■ **WORK TO COMPLETE**: Work through the data line by line, gathering every line that has the word "Allemont".

■ **RECORDS PROVIDED**:
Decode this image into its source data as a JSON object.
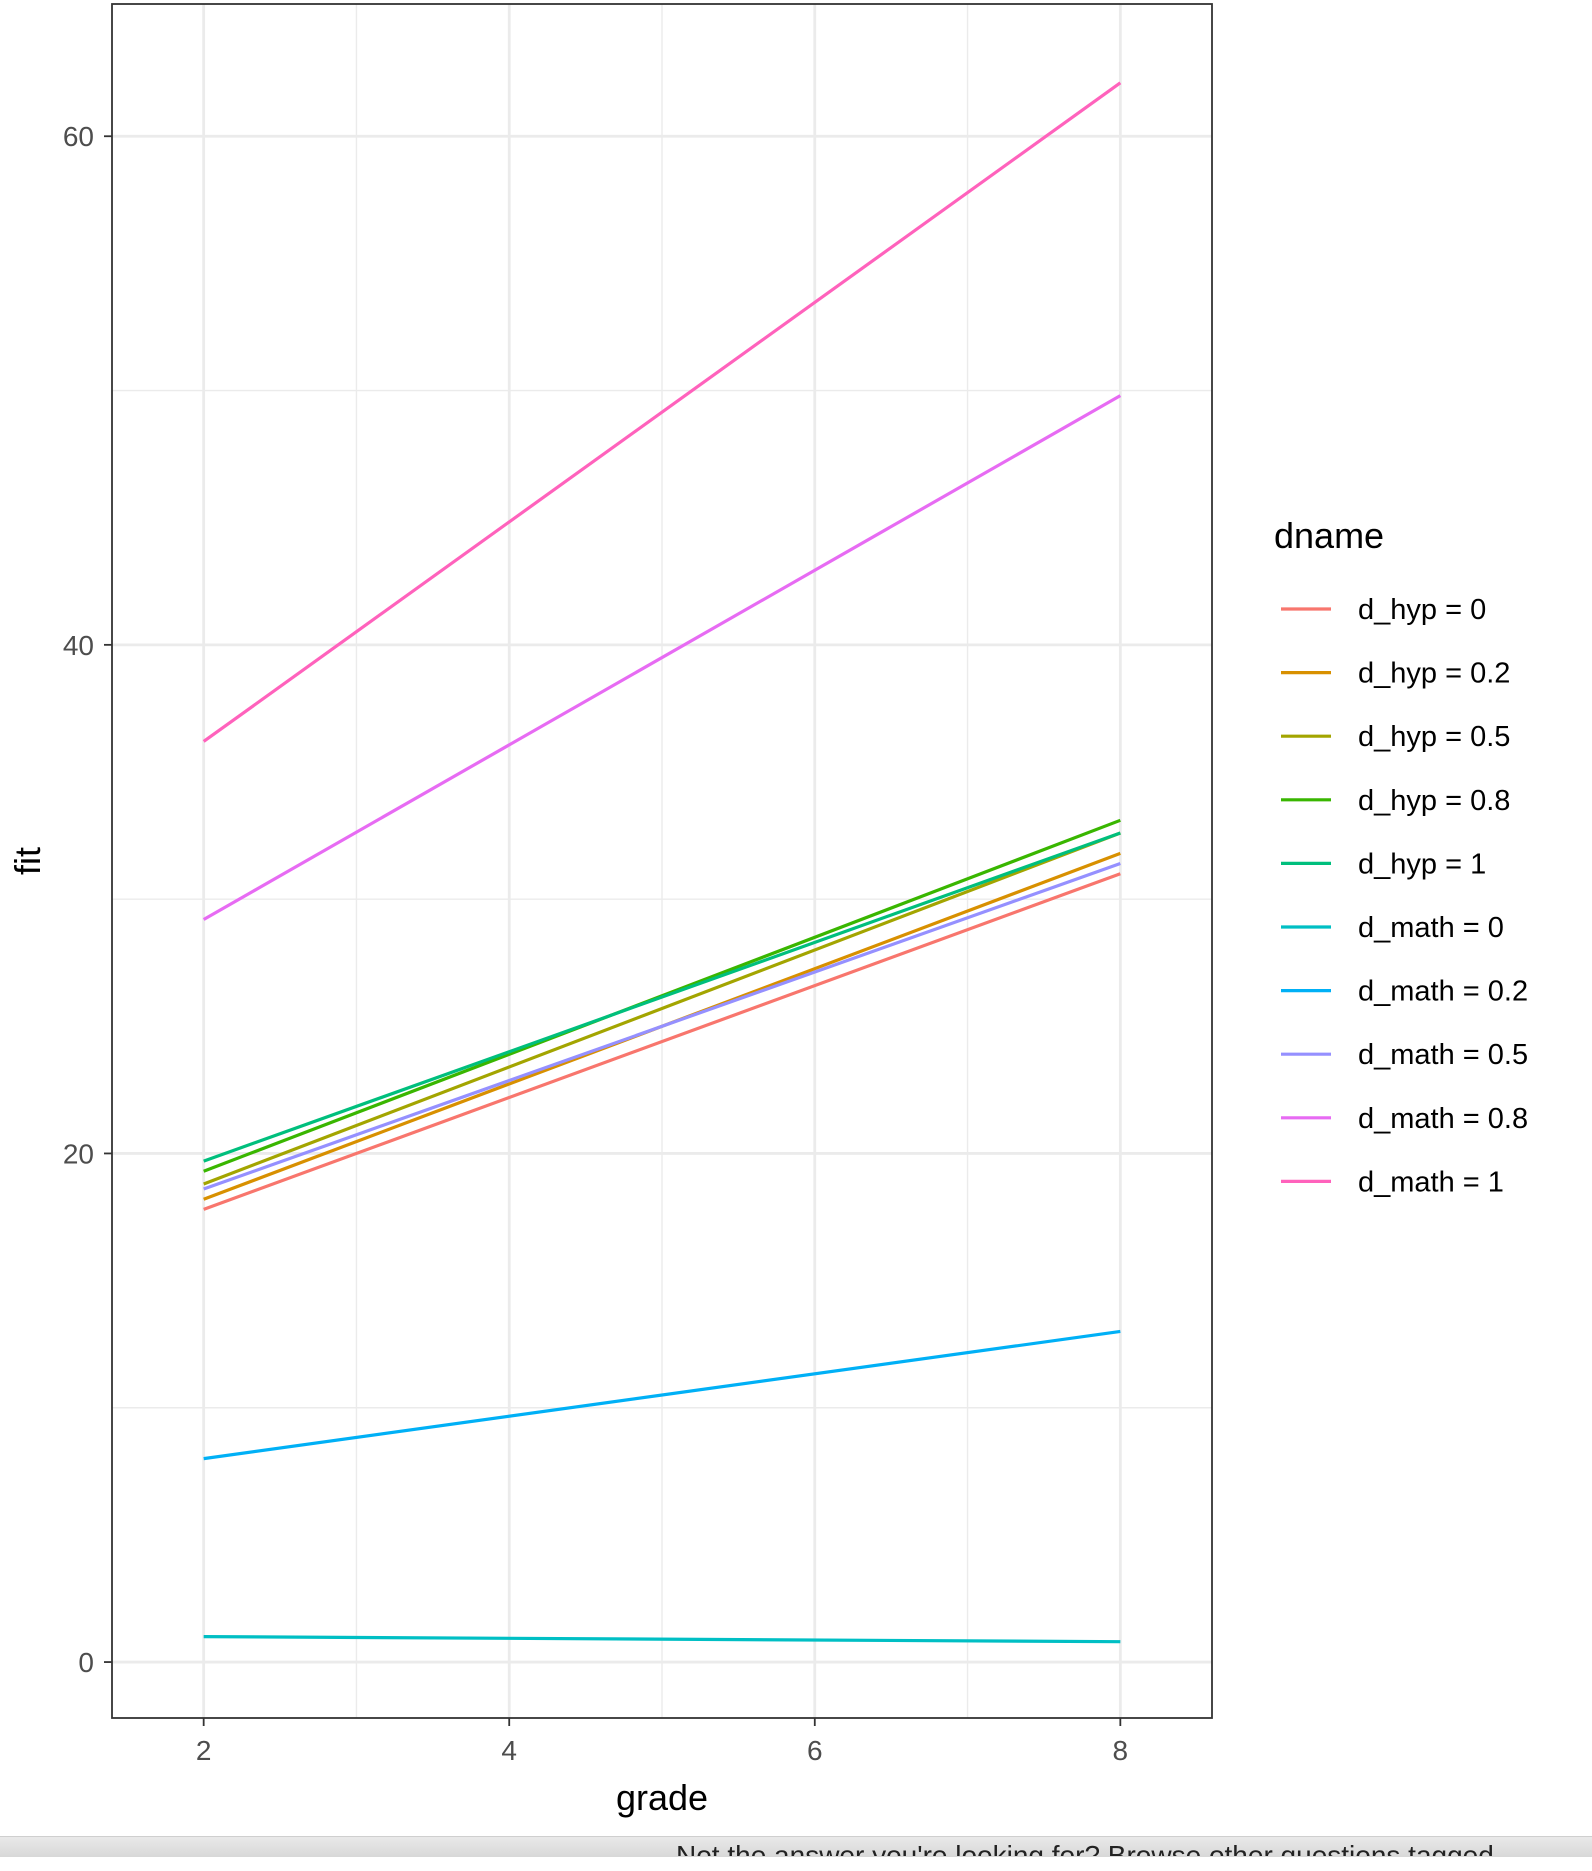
{
  "chart_data": {
    "type": "line",
    "xlabel": "grade",
    "ylabel": "fit",
    "xlim": [
      1.4,
      8.6
    ],
    "ylim": [
      -2.2,
      65.2
    ],
    "x_ticks": [
      2,
      4,
      6,
      8
    ],
    "y_ticks": [
      0,
      20,
      40,
      60
    ],
    "grid": true,
    "legend": {
      "title": "dname",
      "placement": "right"
    },
    "x": [
      2,
      8
    ],
    "series": [
      {
        "name": "d_hyp = 0",
        "color": "#F8766D",
        "values": [
          17.8,
          31.0
        ]
      },
      {
        "name": "d_hyp = 0.2",
        "color": "#D89000",
        "values": [
          18.2,
          31.8
        ]
      },
      {
        "name": "d_hyp = 0.5",
        "color": "#A3A500",
        "values": [
          18.8,
          32.6
        ]
      },
      {
        "name": "d_hyp = 0.8",
        "color": "#39B600",
        "values": [
          19.3,
          33.1
        ]
      },
      {
        "name": "d_hyp = 1",
        "color": "#00BF7D",
        "values": [
          19.7,
          32.6
        ]
      },
      {
        "name": "d_math = 0",
        "color": "#00BFC4",
        "values": [
          1.0,
          0.8
        ]
      },
      {
        "name": "d_math = 0.2",
        "color": "#00B0F6",
        "values": [
          8.0,
          13.0
        ]
      },
      {
        "name": "d_math = 0.5",
        "color": "#9590FF",
        "values": [
          18.6,
          31.4
        ]
      },
      {
        "name": "d_math = 0.8",
        "color": "#E76BF3",
        "values": [
          29.2,
          49.8
        ]
      },
      {
        "name": "d_math = 1",
        "color": "#FF62BC",
        "values": [
          36.2,
          62.1
        ]
      }
    ]
  },
  "footer_text": "Not the answer you're looking for? Browse other questions tagged"
}
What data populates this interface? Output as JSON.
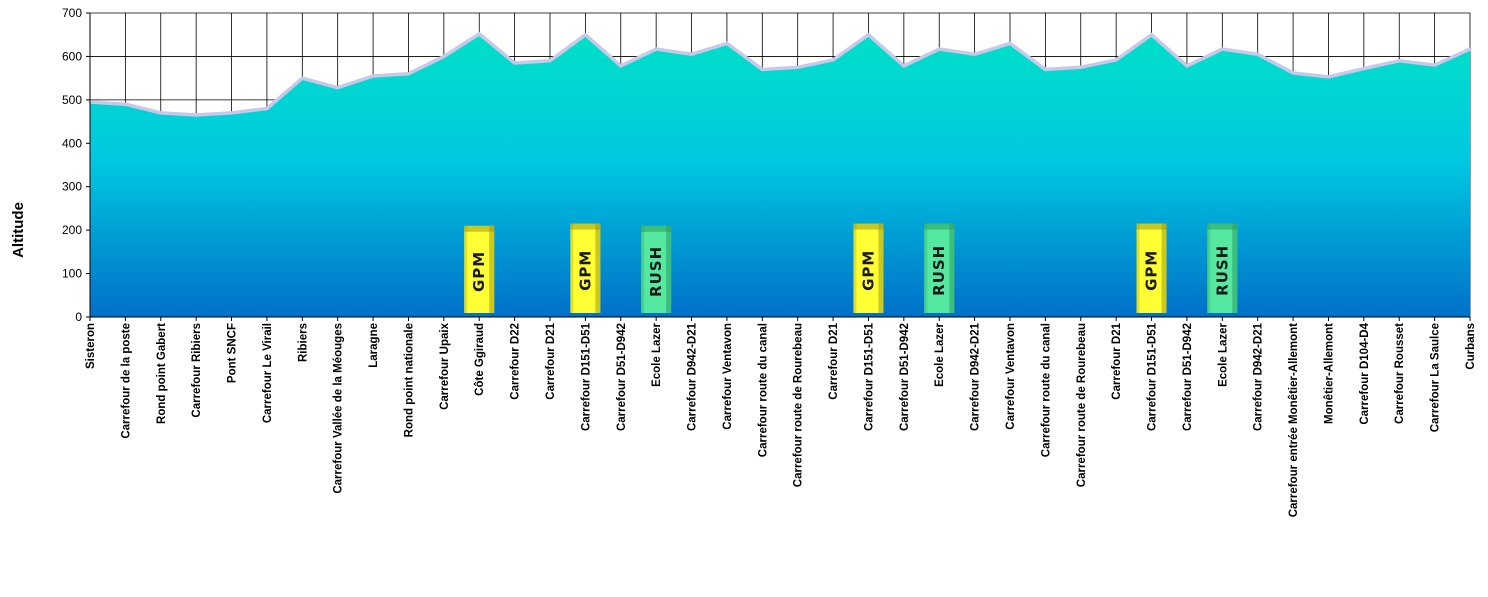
{
  "chart_data": {
    "type": "area",
    "title": "",
    "xlabel": "",
    "ylabel": "Altitude",
    "ylim": [
      0,
      700
    ],
    "yticks": [
      0,
      100,
      200,
      300,
      400,
      500,
      600,
      700
    ],
    "grid": true,
    "categories": [
      "Sisteron",
      "Carrefour de la poste",
      "Rond point Gabert",
      "Carrefour Ribiers",
      "Pont SNCF",
      "Carrefour Le Virail",
      "Ribiers",
      "Carrefour Vallée de la Méouges",
      "Laragne",
      "Rond point nationale",
      "Carrefour Upaix",
      "Côte Ggiraud",
      "Carrefour D22",
      "Carrefour D21",
      "Carrefour D151-D51",
      "Carrefour D51-D942",
      "Ecole Lazer",
      "Carrefour D942-D21",
      "Carrefour Ventavon",
      "Carrefour route du canal",
      "Carrefour route de Rourebeau",
      "Carrefour D21",
      "Carrefour D151-D51",
      "Carrefour D51-D942",
      "Ecole Lazer",
      "Carrefour D942-D21",
      "Carrefour Ventavon",
      "Carrefour route du canal",
      "Carrefour route de Rourebeau",
      "Carrefour D21",
      "Carrefour D151-D51",
      "Carrefour D51-D942",
      "Ecole Lazer",
      "Carrefour D942-D21",
      "Carrefour entrée Monêtier-Allemont",
      "Monêtier-Allemont",
      "Carrefour D104-D4",
      "Carrefour Rousset",
      "Carrefour La Saulce",
      "Curbans"
    ],
    "values": [
      495,
      490,
      470,
      465,
      470,
      480,
      550,
      528,
      555,
      560,
      600,
      652,
      585,
      590,
      650,
      578,
      617,
      605,
      630,
      570,
      575,
      592,
      650,
      578,
      617,
      605,
      630,
      570,
      575,
      592,
      650,
      578,
      617,
      605,
      562,
      553,
      572,
      590,
      580,
      617
    ],
    "markers": [
      {
        "label": "GPM",
        "index": 11,
        "value": 210
      },
      {
        "label": "GPM",
        "index": 14,
        "value": 215
      },
      {
        "label": "RUSH",
        "index": 16,
        "value": 210
      },
      {
        "label": "GPM",
        "index": 22,
        "value": 215
      },
      {
        "label": "RUSH",
        "index": 24,
        "value": 215
      },
      {
        "label": "GPM",
        "index": 30,
        "value": 215
      },
      {
        "label": "RUSH",
        "index": 32,
        "value": 215
      }
    ],
    "colors": {
      "area_top": "#00e0c8",
      "area_mid": "#00c8e0",
      "area_bottom": "#0070c8",
      "outline": "#c8c8e8",
      "gpm": "#ffff33",
      "rush": "#55e8a0"
    }
  }
}
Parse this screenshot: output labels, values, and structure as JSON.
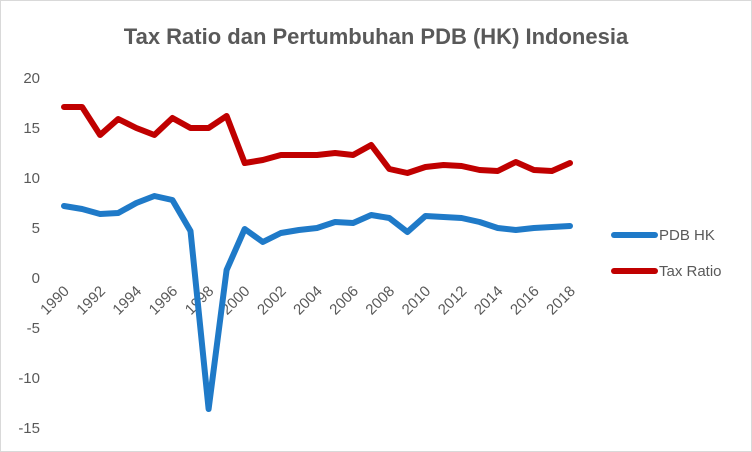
{
  "chart_data": {
    "type": "line",
    "title": "Tax Ratio dan Pertumbuhan PDB (HK) Indonesia",
    "xlabel": "",
    "ylabel": "",
    "ylim": [
      -15,
      20
    ],
    "yticks": [
      20,
      15,
      10,
      5,
      0,
      -5,
      -10,
      -15
    ],
    "xticks": [
      "1990",
      "1992",
      "1994",
      "1996",
      "1998",
      "2000",
      "2002",
      "2004",
      "2006",
      "2008",
      "2010",
      "2012",
      "2014",
      "2016",
      "2018"
    ],
    "x": [
      1990,
      1991,
      1992,
      1993,
      1994,
      1995,
      1996,
      1997,
      1998,
      1999,
      2000,
      2001,
      2002,
      2003,
      2004,
      2005,
      2006,
      2007,
      2008,
      2009,
      2010,
      2011,
      2012,
      2013,
      2014,
      2015,
      2016,
      2017,
      2018
    ],
    "legend_position": "right",
    "series": [
      {
        "name": "PDB HK",
        "color": "#1f7ac8",
        "values": [
          7.2,
          6.9,
          6.4,
          6.5,
          7.5,
          8.2,
          7.8,
          4.7,
          -13.1,
          0.8,
          4.9,
          3.6,
          4.5,
          4.8,
          5.0,
          5.6,
          5.5,
          6.3,
          6.0,
          4.6,
          6.2,
          6.1,
          6.0,
          5.6,
          5.0,
          4.8,
          5.0,
          5.1,
          5.2
        ]
      },
      {
        "name": "Tax Ratio",
        "color": "#c00000",
        "values": [
          17.1,
          17.1,
          14.3,
          15.9,
          15.0,
          14.3,
          16.0,
          15.0,
          15.0,
          16.2,
          11.5,
          11.8,
          12.3,
          12.3,
          12.3,
          12.5,
          12.3,
          13.3,
          10.9,
          10.5,
          11.1,
          11.3,
          11.2,
          10.8,
          10.7,
          11.6,
          10.8,
          10.7,
          11.5
        ]
      }
    ]
  }
}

■ **RESPONSE TO THE TASK**:
      "Carrefour entrée Monêtier-Allemont",
      "Monêtier-Allemont",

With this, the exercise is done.